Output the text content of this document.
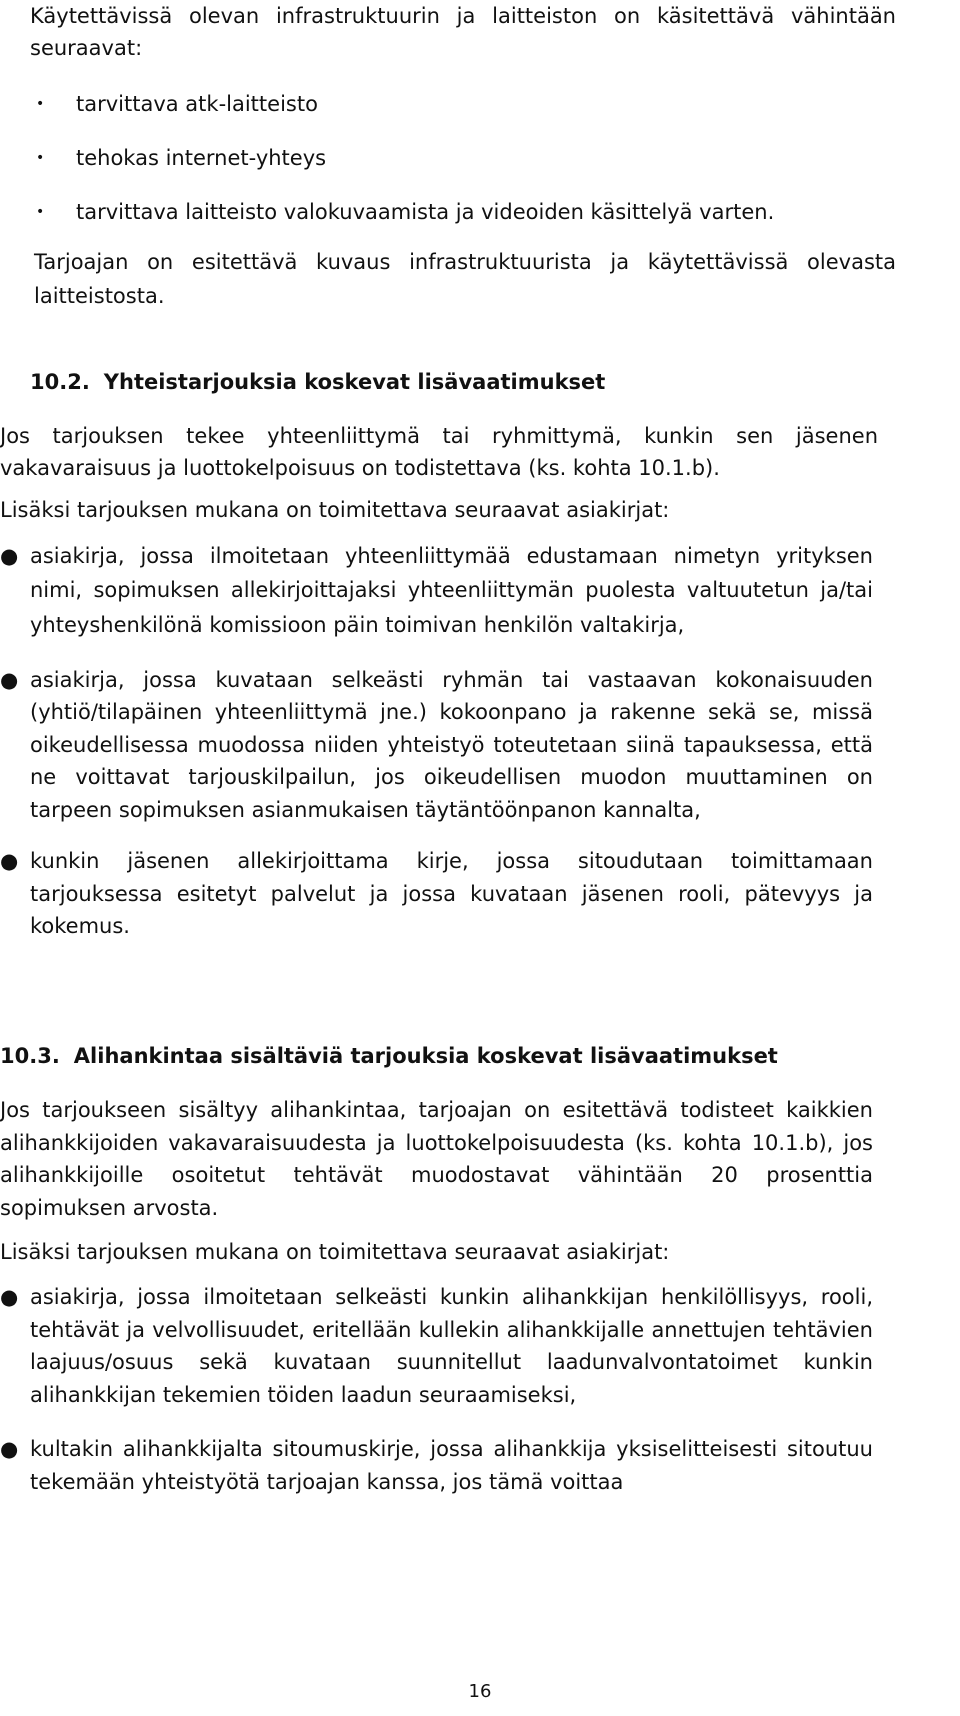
Käytettävissä olevan infrastruktuurin ja laitteiston on käsitettävä vähintään seuraavat:

• tarvittava atk-laitteisto
• tehokas internet-yhteys
• tarvittava laitteisto valokuvaamista ja videoiden käsittelyä varten.

Tarjoajan on esitettävä kuvaus infrastruktuurista ja käytettävissä olevasta laitteistosta.

10.2. Yhteistarjouksia koskevat lisävaatimukset

Jos tarjouksen tekee yhteenliittymä tai ryhmittymä, kunkin sen jäsenen vakavaraisuus ja luottokelpoisuus on todistettava (ks. kohta 10.1.b).

Lisäksi tarjouksen mukana on toimitettava seuraavat asiakirjat:

● asiakirja, jossa ilmoitetaan yhteenliittymää edustamaan nimetyn yrityksen nimi, sopimuksen allekirjoittajaksi yhteenliittymän puolesta valtuutetun ja/tai yhteyshenkilönä komissioon päin toimivan henkilön valtakirja,
● asiakirja, jossa kuvataan selkeästi ryhmän tai vastaavan kokonaisuuden (yhtiö/tilapäinen yhteenliittymä jne.) kokoonpano ja rakenne sekä se, missä oikeudellisessa muodossa niiden yhteistyö toteutetaan siinä tapauksessa, että ne voittavat tarjouskilpailun, jos oikeudellisen muodon muuttaminen on tarpeen sopimuksen asianmukaisen täytäntöönpanon kannalta,
● kunkin jäsenen allekirjoittama kirje, jossa sitoudutaan toimittamaan tarjouksessa esitetyt palvelut ja jossa kuvataan jäsenen rooli, pätevyys ja kokemus.
10.3. Alihankintaa sisältäviä tarjouksia koskevat lisävaatimukset

Jos tarjoukseen sisältyy alihankintaa, tarjoajan on esitettävä todisteet kaikkien alihankkijoiden vakavaraisuudesta ja luottokelpoisuudesta (ks. kohta 10.1.b), jos alihankkijoille osoitetut tehtävät muodostavat vähintään 20 prosenttia sopimuksen arvosta.

Lisäksi tarjouksen mukana on toimitettava seuraavat asiakirjat:

● asiakirja, jossa ilmoitetaan selkeästi kunkin alihankkijan henkilöllisyys, rooli, tehtävät ja velvollisuudet, eritellään kullekin alihankkijalle annettujen tehtävien laajuus/osuus sekä kuvataan suunnitellut laadunvalvontatoimet kunkin alihankkijan tekemien töiden laadun seuraamiseksi,
● kultakin alihankkijalta sitoumuskirje, jossa alihankkija yksiselitteisesti sitoutuu tekemään yhteistyötä tarjoajan kanssa, jos tämä voittaa
16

..............................

Exercise task =>
Make an exact reproduction of the listing above, without any pictures.

Response below =>
Output the text content of this document.
Käytettävissä olevan infrastruktuurin ja laitteiston on käsitettävä vähintään seuraavat:

• tarvittava atk-laitteisto
• tehokas internet-yhteys
• tarvittava laitteisto valokuvaamista ja videoiden käsittelyä varten.

Tarjoajan on esitettävä kuvaus infrastruktuurista ja käytettävissä olevasta laitteistosta.

10.2. Yhteistarjouksia koskevat lisävaatimukset

Jos tarjouksen tekee yhteenliittymä tai ryhmittymä, kunkin sen jäsenen vakavaraisuus ja luottokelpoisuus on todistettava (ks. kohta 10.1.b).

Lisäksi tarjouksen mukana on toimitettava seuraavat asiakirjat:

● asiakirja, jossa ilmoitetaan yhteenliittymää edustamaan nimetyn yrityksen nimi, sopimuksen allekirjoittajaksi yhteenliittymän puolesta valtuutetun ja/tai yhteyshenkilönä komissioon päin toimivan henkilön valtakirja,
● asiakirja, jossa kuvataan selkeästi ryhmän tai vastaavan kokonaisuuden (yhtiö/tilapäinen yhteenliittymä jne.) kokoonpano ja rakenne sekä se, missä oikeudellisessa muodossa niiden yhteistyö toteutetaan siinä tapauksessa, että ne voittavat tarjouskilpailun, jos oikeudellisen muodon muuttaminen on tarpeen sopimuksen asianmukaisen täytäntöönpanon kannalta,
● kunkin jäsenen allekirjoittama kirje, jossa sitoudutaan toimittamaan tarjouksessa esitetyt palvelut ja jossa kuvataan jäsenen rooli, pätevyys ja kokemus.
10.3. Alihankintaa sisältäviä tarjouksia koskevat lisävaatimukset

Jos tarjoukseen sisältyy alihankintaa, tarjoajan on esitettävä todisteet kaikkien alihankkijoiden vakavaraisuudesta ja luottokelpoisuudesta (ks. kohta 10.1.b), jos alihankkijoille osoitetut tehtävät muodostavat vähintään 20 prosenttia sopimuksen arvosta.

Lisäksi tarjouksen mukana on toimitettava seuraavat asiakirjat:

● asiakirja, jossa ilmoitetaan selkeästi kunkin alihankkijan henkilöllisyys, rooli, tehtävät ja velvollisuudet, eritellään kullekin alihankkijalle annettujen tehtävien laajuus/osuus sekä kuvataan suunnitellut laadunvalvontatoimet kunkin alihankkijan tekemien töiden laadun seuraamiseksi,
● kultakin alihankkijalta sitoumuskirje, jossa alihankkija yksiselitteisesti sitoutuu tekemään yhteistyötä tarjoajan kanssa, jos tämä voittaa
16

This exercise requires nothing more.